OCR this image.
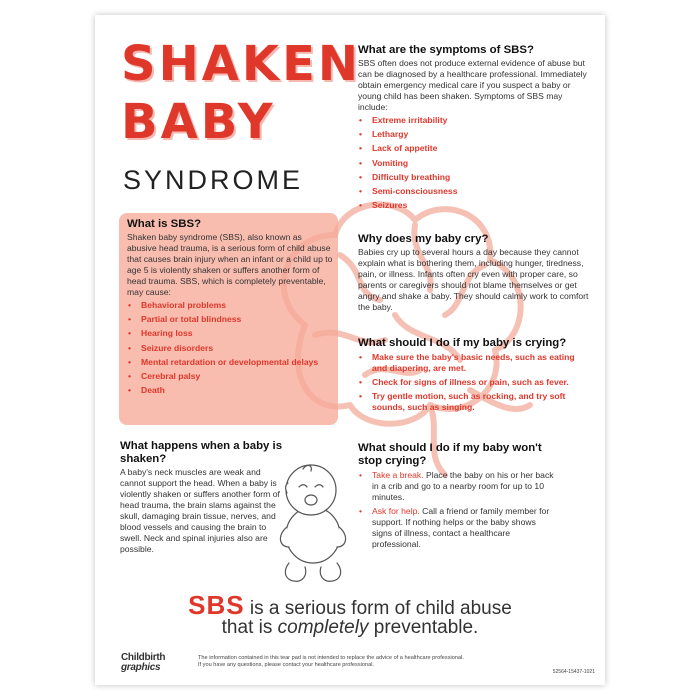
SHAKEN
BABY
SYNDROME
What is SBS?

Shaken baby syndrome (SBS), also known as abusive head trauma, is a serious form of child abuse that causes brain injury when an infant or a child up to age 5 is violently shaken or suffers another form of head trauma. SBS, which is completely preventable, may cause:

• Behavioral problems
• Partial or total blindness
• Hearing loss
• Seizure disorders
• Mental retardation or developmental delays
• Cerebral palsy
• Death
What happens when a baby is shaken?

A baby's neck muscles are weak and cannot support the head. When a baby is violently shaken or suffers another form of head trauma, the brain slams against the skull, damaging brain tissue, nerves, and blood vessels and causing the brain to swell. Neck and spinal injuries also are possible.

What are the symptoms of SBS?

SBS often does not produce external evidence of abuse but can be diagnosed by a healthcare professional. Immediately obtain emergency medical care if you suspect a baby or young child has been shaken. Symptoms of SBS may include:

• Extreme irritability
• Lethargy
• Lack of appetite
• Vomiting
• Difficulty breathing
• Semi-consciousness
• Seizures
Why does my baby cry?

Babies cry up to several hours a day because they cannot explain what is bothering them, including hunger, tiredness, pain, or illness. Infants often cry even with proper care, so parents or caregivers should not blame themselves or get angry and shake a baby. They should calmly work to comfort the baby.

What should I do if my baby is crying?
• Make sure the baby's basic needs, such as eating and diapering, are met.
• Check for signs of illness or pain, such as fever.
• Try gentle motion, such as rocking, and try soft sounds, such as singing.
What should I do if my baby won't stop crying?
• Take a break. Place the baby on his or her back in a crib and go to a nearby room for up to 10 minutes.
• Ask for help. Call a friend or family member for support. If nothing helps or the baby shows signs of illness, contact a healthcare professional.
SBS is a serious form of child abuse
that is completely preventable.
Childbirth
graphics
The information contained in this tear pad is not intended to replace the advice of a healthcare professional.
If you have any questions, please contact your healthcare professional.
52564-15437-1021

◆ **GOAL OF THE EXERCISE**
Find the string "contact" in the listing and return every line that holds it.

◆ **WORKED ANSWER**
• Ask for help. Call a friend or family member for support. If nothing helps or the baby shows signs of illness, contact a healthcare professional.
If you have any questions, please contact your healthcare professional.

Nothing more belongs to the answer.